## Start

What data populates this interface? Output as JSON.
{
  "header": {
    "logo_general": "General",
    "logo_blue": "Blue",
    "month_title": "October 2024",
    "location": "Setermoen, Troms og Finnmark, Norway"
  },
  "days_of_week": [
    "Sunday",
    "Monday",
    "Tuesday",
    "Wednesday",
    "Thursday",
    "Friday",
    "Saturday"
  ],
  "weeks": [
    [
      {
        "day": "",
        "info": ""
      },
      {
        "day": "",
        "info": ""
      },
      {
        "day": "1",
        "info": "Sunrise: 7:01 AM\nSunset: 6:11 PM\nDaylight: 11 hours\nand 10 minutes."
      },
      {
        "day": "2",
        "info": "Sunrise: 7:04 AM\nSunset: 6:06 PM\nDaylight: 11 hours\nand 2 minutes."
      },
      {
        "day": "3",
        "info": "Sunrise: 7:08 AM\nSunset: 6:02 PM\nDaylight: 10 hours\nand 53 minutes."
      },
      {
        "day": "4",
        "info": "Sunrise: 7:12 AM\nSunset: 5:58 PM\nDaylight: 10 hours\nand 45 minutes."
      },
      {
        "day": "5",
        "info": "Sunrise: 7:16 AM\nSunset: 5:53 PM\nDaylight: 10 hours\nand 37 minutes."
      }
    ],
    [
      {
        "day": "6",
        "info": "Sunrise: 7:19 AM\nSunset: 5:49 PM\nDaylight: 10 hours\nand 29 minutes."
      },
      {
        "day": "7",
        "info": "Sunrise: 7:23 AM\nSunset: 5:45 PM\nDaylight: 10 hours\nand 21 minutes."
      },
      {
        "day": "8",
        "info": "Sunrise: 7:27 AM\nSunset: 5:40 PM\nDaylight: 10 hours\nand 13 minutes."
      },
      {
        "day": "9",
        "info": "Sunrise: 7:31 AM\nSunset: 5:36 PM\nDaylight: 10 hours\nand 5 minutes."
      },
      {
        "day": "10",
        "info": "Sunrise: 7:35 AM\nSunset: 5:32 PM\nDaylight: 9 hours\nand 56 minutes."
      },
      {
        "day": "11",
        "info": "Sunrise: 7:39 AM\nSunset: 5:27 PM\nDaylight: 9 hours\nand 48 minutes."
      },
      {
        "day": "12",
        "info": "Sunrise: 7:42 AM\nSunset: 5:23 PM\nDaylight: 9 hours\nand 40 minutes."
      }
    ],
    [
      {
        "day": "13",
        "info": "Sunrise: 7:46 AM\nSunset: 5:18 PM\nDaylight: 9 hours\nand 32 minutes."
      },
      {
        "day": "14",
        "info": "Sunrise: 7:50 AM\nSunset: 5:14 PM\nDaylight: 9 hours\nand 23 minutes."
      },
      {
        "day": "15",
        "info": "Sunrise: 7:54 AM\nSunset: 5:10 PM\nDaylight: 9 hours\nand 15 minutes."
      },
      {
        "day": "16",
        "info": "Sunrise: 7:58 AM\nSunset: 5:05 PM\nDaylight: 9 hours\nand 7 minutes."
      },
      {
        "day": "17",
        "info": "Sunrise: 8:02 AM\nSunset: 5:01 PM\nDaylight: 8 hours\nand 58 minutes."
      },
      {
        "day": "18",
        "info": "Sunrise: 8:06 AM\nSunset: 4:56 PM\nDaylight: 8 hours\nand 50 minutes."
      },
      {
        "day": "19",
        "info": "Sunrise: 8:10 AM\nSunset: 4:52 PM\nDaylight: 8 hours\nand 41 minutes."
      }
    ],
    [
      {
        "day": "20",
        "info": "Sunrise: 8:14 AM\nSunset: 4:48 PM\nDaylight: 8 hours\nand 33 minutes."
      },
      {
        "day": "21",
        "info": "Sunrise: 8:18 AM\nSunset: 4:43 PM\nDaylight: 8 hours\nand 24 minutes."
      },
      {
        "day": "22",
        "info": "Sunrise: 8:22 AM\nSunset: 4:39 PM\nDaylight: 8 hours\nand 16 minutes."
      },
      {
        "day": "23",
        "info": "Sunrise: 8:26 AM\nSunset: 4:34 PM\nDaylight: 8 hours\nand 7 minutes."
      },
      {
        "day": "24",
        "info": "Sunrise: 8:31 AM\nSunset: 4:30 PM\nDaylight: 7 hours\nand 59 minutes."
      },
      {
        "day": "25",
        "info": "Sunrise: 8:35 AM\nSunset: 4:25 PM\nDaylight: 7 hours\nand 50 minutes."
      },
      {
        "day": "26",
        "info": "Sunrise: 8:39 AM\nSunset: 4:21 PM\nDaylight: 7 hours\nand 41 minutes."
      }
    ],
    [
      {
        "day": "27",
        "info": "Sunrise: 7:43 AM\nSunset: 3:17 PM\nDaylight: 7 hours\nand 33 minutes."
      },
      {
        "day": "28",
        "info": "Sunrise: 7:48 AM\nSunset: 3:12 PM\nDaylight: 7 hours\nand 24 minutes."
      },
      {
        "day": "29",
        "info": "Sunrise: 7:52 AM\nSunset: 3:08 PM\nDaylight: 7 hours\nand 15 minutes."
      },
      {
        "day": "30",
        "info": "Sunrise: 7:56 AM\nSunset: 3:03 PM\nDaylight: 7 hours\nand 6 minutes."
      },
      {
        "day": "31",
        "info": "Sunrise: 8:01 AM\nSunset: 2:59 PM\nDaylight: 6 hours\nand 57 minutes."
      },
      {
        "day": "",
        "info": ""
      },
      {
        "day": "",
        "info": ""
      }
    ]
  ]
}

## End

▶ _TASK DIRECTIONS_:
Write out every record, exactly as written.

▶ _EXERCISE SOLUTION_:
What data populates this interface? Output as JSON.
{
  "header": {
    "logo_general": "General",
    "logo_blue": "Blue",
    "month_title": "October 2024",
    "location": "Setermoen, Troms og Finnmark, Norway"
  },
  "days_of_week": [
    "Sunday",
    "Monday",
    "Tuesday",
    "Wednesday",
    "Thursday",
    "Friday",
    "Saturday"
  ],
  "weeks": [
    [
      {
        "day": "",
        "info": ""
      },
      {
        "day": "",
        "info": ""
      },
      {
        "day": "1",
        "info": "Sunrise: 7:01 AM\nSunset: 6:11 PM\nDaylight: 11 hours\nand 10 minutes."
      },
      {
        "day": "2",
        "info": "Sunrise: 7:04 AM\nSunset: 6:06 PM\nDaylight: 11 hours\nand 2 minutes."
      },
      {
        "day": "3",
        "info": "Sunrise: 7:08 AM\nSunset: 6:02 PM\nDaylight: 10 hours\nand 53 minutes."
      },
      {
        "day": "4",
        "info": "Sunrise: 7:12 AM\nSunset: 5:58 PM\nDaylight: 10 hours\nand 45 minutes."
      },
      {
        "day": "5",
        "info": "Sunrise: 7:16 AM\nSunset: 5:53 PM\nDaylight: 10 hours\nand 37 minutes."
      }
    ],
    [
      {
        "day": "6",
        "info": "Sunrise: 7:19 AM\nSunset: 5:49 PM\nDaylight: 10 hours\nand 29 minutes."
      },
      {
        "day": "7",
        "info": "Sunrise: 7:23 AM\nSunset: 5:45 PM\nDaylight: 10 hours\nand 21 minutes."
      },
      {
        "day": "8",
        "info": "Sunrise: 7:27 AM\nSunset: 5:40 PM\nDaylight: 10 hours\nand 13 minutes."
      },
      {
        "day": "9",
        "info": "Sunrise: 7:31 AM\nSunset: 5:36 PM\nDaylight: 10 hours\nand 5 minutes."
      },
      {
        "day": "10",
        "info": "Sunrise: 7:35 AM\nSunset: 5:32 PM\nDaylight: 9 hours\nand 56 minutes."
      },
      {
        "day": "11",
        "info": "Sunrise: 7:39 AM\nSunset: 5:27 PM\nDaylight: 9 hours\nand 48 minutes."
      },
      {
        "day": "12",
        "info": "Sunrise: 7:42 AM\nSunset: 5:23 PM\nDaylight: 9 hours\nand 40 minutes."
      }
    ],
    [
      {
        "day": "13",
        "info": "Sunrise: 7:46 AM\nSunset: 5:18 PM\nDaylight: 9 hours\nand 32 minutes."
      },
      {
        "day": "14",
        "info": "Sunrise: 7:50 AM\nSunset: 5:14 PM\nDaylight: 9 hours\nand 23 minutes."
      },
      {
        "day": "15",
        "info": "Sunrise: 7:54 AM\nSunset: 5:10 PM\nDaylight: 9 hours\nand 15 minutes."
      },
      {
        "day": "16",
        "info": "Sunrise: 7:58 AM\nSunset: 5:05 PM\nDaylight: 9 hours\nand 7 minutes."
      },
      {
        "day": "17",
        "info": "Sunrise: 8:02 AM\nSunset: 5:01 PM\nDaylight: 8 hours\nand 58 minutes."
      },
      {
        "day": "18",
        "info": "Sunrise: 8:06 AM\nSunset: 4:56 PM\nDaylight: 8 hours\nand 50 minutes."
      },
      {
        "day": "19",
        "info": "Sunrise: 8:10 AM\nSunset: 4:52 PM\nDaylight: 8 hours\nand 41 minutes."
      }
    ],
    [
      {
        "day": "20",
        "info": "Sunrise: 8:14 AM\nSunset: 4:48 PM\nDaylight: 8 hours\nand 33 minutes."
      },
      {
        "day": "21",
        "info": "Sunrise: 8:18 AM\nSunset: 4:43 PM\nDaylight: 8 hours\nand 24 minutes."
      },
      {
        "day": "22",
        "info": "Sunrise: 8:22 AM\nSunset: 4:39 PM\nDaylight: 8 hours\nand 16 minutes."
      },
      {
        "day": "23",
        "info": "Sunrise: 8:26 AM\nSunset: 4:34 PM\nDaylight: 8 hours\nand 7 minutes."
      },
      {
        "day": "24",
        "info": "Sunrise: 8:31 AM\nSunset: 4:30 PM\nDaylight: 7 hours\nand 59 minutes."
      },
      {
        "day": "25",
        "info": "Sunrise: 8:35 AM\nSunset: 4:25 PM\nDaylight: 7 hours\nand 50 minutes."
      },
      {
        "day": "26",
        "info": "Sunrise: 8:39 AM\nSunset: 4:21 PM\nDaylight: 7 hours\nand 41 minutes."
      }
    ],
    [
      {
        "day": "27",
        "info": "Sunrise: 7:43 AM\nSunset: 3:17 PM\nDaylight: 7 hours\nand 33 minutes."
      },
      {
        "day": "28",
        "info": "Sunrise: 7:48 AM\nSunset: 3:12 PM\nDaylight: 7 hours\nand 24 minutes."
      },
      {
        "day": "29",
        "info": "Sunrise: 7:52 AM\nSunset: 3:08 PM\nDaylight: 7 hours\nand 15 minutes."
      },
      {
        "day": "30",
        "info": "Sunrise: 7:56 AM\nSunset: 3:03 PM\nDaylight: 7 hours\nand 6 minutes."
      },
      {
        "day": "31",
        "info": "Sunrise: 8:01 AM\nSunset: 2:59 PM\nDaylight: 6 hours\nand 57 minutes."
      },
      {
        "day": "",
        "info": ""
      },
      {
        "day": "",
        "info": ""
      }
    ]
  ]
}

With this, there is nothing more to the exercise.